> [Exercise aim]: Can you write out all the lines word for word, with no pictures?

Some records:
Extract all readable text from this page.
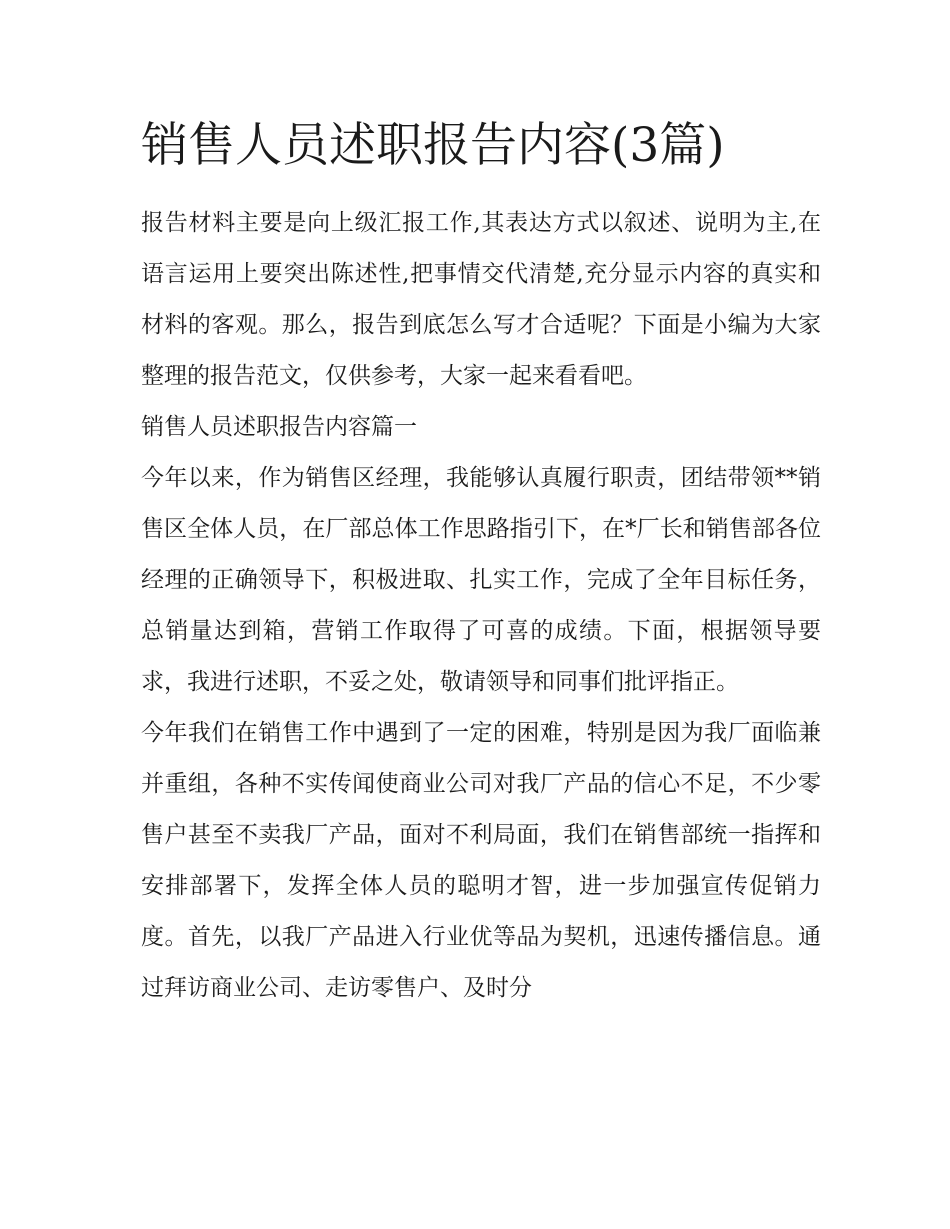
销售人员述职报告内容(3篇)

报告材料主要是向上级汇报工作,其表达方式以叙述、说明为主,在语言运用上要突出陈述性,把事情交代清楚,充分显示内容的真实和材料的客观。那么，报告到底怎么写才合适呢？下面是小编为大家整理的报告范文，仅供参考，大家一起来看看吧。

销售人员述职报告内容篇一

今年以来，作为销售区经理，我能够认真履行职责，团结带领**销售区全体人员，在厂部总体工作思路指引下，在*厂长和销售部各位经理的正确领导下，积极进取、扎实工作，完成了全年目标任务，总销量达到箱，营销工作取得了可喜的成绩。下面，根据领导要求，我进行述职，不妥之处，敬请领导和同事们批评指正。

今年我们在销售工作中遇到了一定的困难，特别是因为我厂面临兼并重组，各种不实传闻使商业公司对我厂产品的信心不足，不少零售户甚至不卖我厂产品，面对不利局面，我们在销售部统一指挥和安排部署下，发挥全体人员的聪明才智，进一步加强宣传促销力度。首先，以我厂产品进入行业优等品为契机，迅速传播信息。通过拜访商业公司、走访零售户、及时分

> [Correct output]:
Extract all readable text from this page.
销售人员述职报告内容(3篇)

报告材料主要是向上级汇报工作,其表达方式以叙述、说明为主,在语言运用上要突出陈述性,把事情交代清楚,充分显示内容的真实和材料的客观。那么，报告到底怎么写才合适呢？下面是小编为大家整理的报告范文，仅供参考，大家一起来看看吧。

销售人员述职报告内容篇一

今年以来，作为销售区经理，我能够认真履行职责，团结带领**销售区全体人员，在厂部总体工作思路指引下，在*厂长和销售部各位经理的正确领导下，积极进取、扎实工作，完成了全年目标任务，总销量达到箱，营销工作取得了可喜的成绩。下面，根据领导要求，我进行述职，不妥之处，敬请领导和同事们批评指正。

今年我们在销售工作中遇到了一定的困难，特别是因为我厂面临兼并重组，各种不实传闻使商业公司对我厂产品的信心不足，不少零售户甚至不卖我厂产品，面对不利局面，我们在销售部统一指挥和安排部署下，发挥全体人员的聪明才智，进一步加强宣传促销力度。首先，以我厂产品进入行业优等品为契机，迅速传播信息。通过拜访商业公司、走访零售户、及时分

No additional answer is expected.